** start of Dataset **
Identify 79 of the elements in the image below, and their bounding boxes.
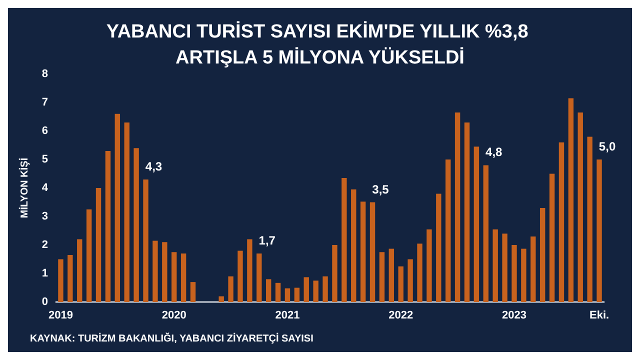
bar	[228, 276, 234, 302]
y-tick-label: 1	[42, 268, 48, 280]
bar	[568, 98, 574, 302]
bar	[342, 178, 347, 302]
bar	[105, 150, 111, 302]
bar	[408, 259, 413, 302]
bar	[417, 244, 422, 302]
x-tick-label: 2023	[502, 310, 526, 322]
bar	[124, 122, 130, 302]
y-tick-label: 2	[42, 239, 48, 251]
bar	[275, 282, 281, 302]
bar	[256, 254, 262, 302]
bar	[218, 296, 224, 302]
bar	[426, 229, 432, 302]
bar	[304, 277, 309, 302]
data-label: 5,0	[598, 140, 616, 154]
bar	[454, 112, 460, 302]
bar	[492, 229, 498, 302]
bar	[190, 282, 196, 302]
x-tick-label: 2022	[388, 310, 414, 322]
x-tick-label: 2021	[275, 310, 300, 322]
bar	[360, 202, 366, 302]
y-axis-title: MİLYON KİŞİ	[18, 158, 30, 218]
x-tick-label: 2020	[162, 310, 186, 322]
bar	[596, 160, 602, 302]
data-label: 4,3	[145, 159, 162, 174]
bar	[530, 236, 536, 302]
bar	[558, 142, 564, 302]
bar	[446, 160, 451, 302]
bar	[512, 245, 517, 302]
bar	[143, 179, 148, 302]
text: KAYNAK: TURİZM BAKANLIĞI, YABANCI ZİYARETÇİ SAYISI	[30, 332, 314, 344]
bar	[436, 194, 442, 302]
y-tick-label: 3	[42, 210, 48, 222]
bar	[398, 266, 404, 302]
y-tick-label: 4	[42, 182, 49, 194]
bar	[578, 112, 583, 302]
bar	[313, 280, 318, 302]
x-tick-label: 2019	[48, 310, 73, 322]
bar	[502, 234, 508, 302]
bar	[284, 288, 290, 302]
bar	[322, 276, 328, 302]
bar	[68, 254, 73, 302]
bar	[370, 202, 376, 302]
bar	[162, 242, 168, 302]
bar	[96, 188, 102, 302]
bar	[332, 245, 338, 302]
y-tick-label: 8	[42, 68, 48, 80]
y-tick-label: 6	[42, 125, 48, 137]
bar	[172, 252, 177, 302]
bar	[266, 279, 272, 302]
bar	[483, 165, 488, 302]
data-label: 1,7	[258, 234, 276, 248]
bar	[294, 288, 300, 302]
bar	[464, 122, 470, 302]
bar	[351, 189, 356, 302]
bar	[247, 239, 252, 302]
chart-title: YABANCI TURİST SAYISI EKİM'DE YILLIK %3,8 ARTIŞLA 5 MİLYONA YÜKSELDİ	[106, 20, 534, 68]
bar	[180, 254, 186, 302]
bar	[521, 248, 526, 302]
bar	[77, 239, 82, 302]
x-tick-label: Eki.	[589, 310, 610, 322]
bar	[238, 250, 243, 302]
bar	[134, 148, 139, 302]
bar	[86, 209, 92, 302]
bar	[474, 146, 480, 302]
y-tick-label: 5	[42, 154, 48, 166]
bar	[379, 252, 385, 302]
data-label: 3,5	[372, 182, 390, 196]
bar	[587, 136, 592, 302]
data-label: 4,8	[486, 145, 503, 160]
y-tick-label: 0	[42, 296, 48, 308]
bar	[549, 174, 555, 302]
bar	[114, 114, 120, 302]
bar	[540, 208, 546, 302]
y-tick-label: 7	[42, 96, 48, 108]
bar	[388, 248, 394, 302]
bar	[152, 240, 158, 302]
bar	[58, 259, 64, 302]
** end of Dataset **
§ What needs to be done: Retype the lines from the material verbatim, starting with the line containing "276, 234, 302]" and going on through the line containing "148, 139, 302]", both ends included.

§ Response below:
bar	[228, 276, 234, 302]
y-tick-label: 1	[42, 268, 48, 280]
bar	[568, 98, 574, 302]
bar	[342, 178, 347, 302]
bar	[105, 150, 111, 302]
bar	[408, 259, 413, 302]
bar	[417, 244, 422, 302]
x-tick-label: 2023	[502, 310, 526, 322]
bar	[124, 122, 130, 302]
y-tick-label: 2	[42, 239, 48, 251]
bar	[275, 282, 281, 302]
bar	[256, 254, 262, 302]
bar	[218, 296, 224, 302]
bar	[426, 229, 432, 302]
bar	[304, 277, 309, 302]
data-label: 5,0	[598, 140, 616, 154]
bar	[454, 112, 460, 302]
bar	[492, 229, 498, 302]
bar	[190, 282, 196, 302]
x-tick-label: 2022	[388, 310, 414, 322]
x-tick-label: 2021	[275, 310, 300, 322]
bar	[360, 202, 366, 302]
y-axis-title: MİLYON KİŞİ	[18, 158, 30, 218]
x-tick-label: 2020	[162, 310, 186, 322]
bar	[596, 160, 602, 302]
data-label: 4,3	[145, 159, 162, 174]
bar	[530, 236, 536, 302]
bar	[558, 142, 564, 302]
bar	[446, 160, 451, 302]
bar	[512, 245, 517, 302]
bar	[143, 179, 148, 302]
text: KAYNAK: TURİZM BAKANLIĞI, YABANCI ZİYARETÇİ SAYISI	[30, 332, 314, 344]
bar	[436, 194, 442, 302]
y-tick-label: 3	[42, 210, 48, 222]
bar	[398, 266, 404, 302]
y-tick-label: 4	[42, 182, 49, 194]
bar	[578, 112, 583, 302]
bar	[313, 280, 318, 302]
x-tick-label: 2019	[48, 310, 73, 322]
bar	[502, 234, 508, 302]
bar	[284, 288, 290, 302]
bar	[322, 276, 328, 302]
bar	[68, 254, 73, 302]
bar	[370, 202, 376, 302]
bar	[162, 242, 168, 302]
bar	[96, 188, 102, 302]
bar	[332, 245, 338, 302]
y-tick-label: 8	[42, 68, 48, 80]
y-tick-label: 6	[42, 125, 48, 137]
bar	[172, 252, 177, 302]
bar	[266, 279, 272, 302]
bar	[483, 165, 488, 302]
data-label: 1,7	[258, 234, 276, 248]
bar	[294, 288, 300, 302]
bar	[464, 122, 470, 302]
bar	[351, 189, 356, 302]
bar	[247, 239, 252, 302]
chart-title: YABANCI TURİST SAYISI EKİM'DE YILLIK %3,8 ARTIŞLA 5 MİLYONA YÜKSELDİ	[106, 20, 534, 68]
bar	[180, 254, 186, 302]
bar	[521, 248, 526, 302]
bar	[77, 239, 82, 302]
x-tick-label: Eki.	[589, 310, 610, 322]
bar	[238, 250, 243, 302]
bar	[134, 148, 139, 302]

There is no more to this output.